◆ **Stated task**: Pictures do not belong in the copy; quote every entry below exactly.

===== Provided data =====

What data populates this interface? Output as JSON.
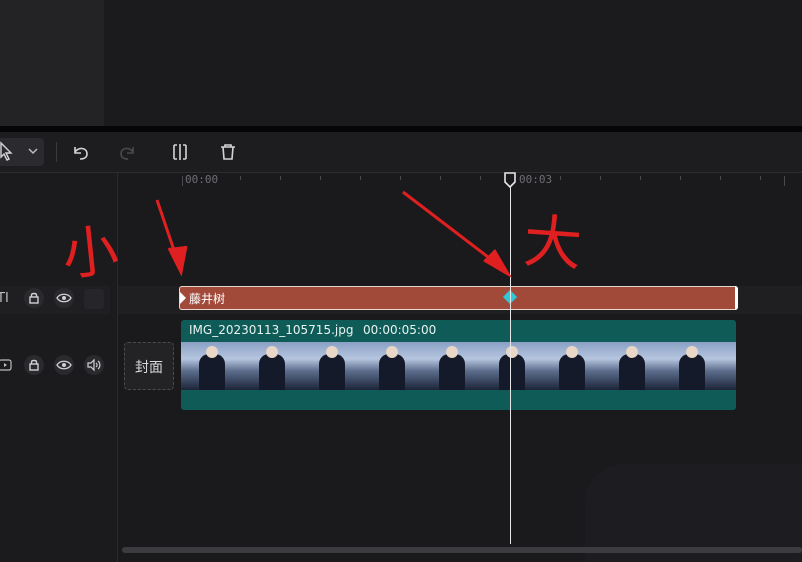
{
  "toolbar": {
    "tools": [
      {
        "name": "select-tool",
        "icon": "cursor-icon"
      },
      {
        "name": "undo",
        "icon": "undo-icon"
      },
      {
        "name": "redo",
        "icon": "redo-icon"
      },
      {
        "name": "split",
        "icon": "split-icon"
      },
      {
        "name": "delete",
        "icon": "trash-icon"
      }
    ]
  },
  "timeline": {
    "ruler": {
      "start": "00:00",
      "playhead_time": "00:03"
    },
    "text_track": {
      "head_label": "TI",
      "clip_label": "藤井树",
      "clip_color": "#a24a3a"
    },
    "video_track": {
      "clip_filename": "IMG_20230113_105715.jpg",
      "clip_duration": "00:00:05:00",
      "clip_color": "#0f5b57",
      "cover_label": "封面"
    },
    "accent_color": "#2ec9d9"
  },
  "annotations": {
    "left_text": "小",
    "right_text": "大",
    "color": "#e02020"
  }
}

=====

◆ **Answer to this problem**:
What data populates this interface? Output as JSON.
{
  "toolbar": {
    "tools": [
      {
        "name": "select-tool",
        "icon": "cursor-icon"
      },
      {
        "name": "undo",
        "icon": "undo-icon"
      },
      {
        "name": "redo",
        "icon": "redo-icon"
      },
      {
        "name": "split",
        "icon": "split-icon"
      },
      {
        "name": "delete",
        "icon": "trash-icon"
      }
    ]
  },
  "timeline": {
    "ruler": {
      "start": "00:00",
      "playhead_time": "00:03"
    },
    "text_track": {
      "head_label": "TI",
      "clip_label": "藤井树",
      "clip_color": "#a24a3a"
    },
    "video_track": {
      "clip_filename": "IMG_20230113_105715.jpg",
      "clip_duration": "00:00:05:00",
      "clip_color": "#0f5b57",
      "cover_label": "封面"
    },
    "accent_color": "#2ec9d9"
  },
  "annotations": {
    "left_text": "小",
    "right_text": "大",
    "color": "#e02020"
  }
}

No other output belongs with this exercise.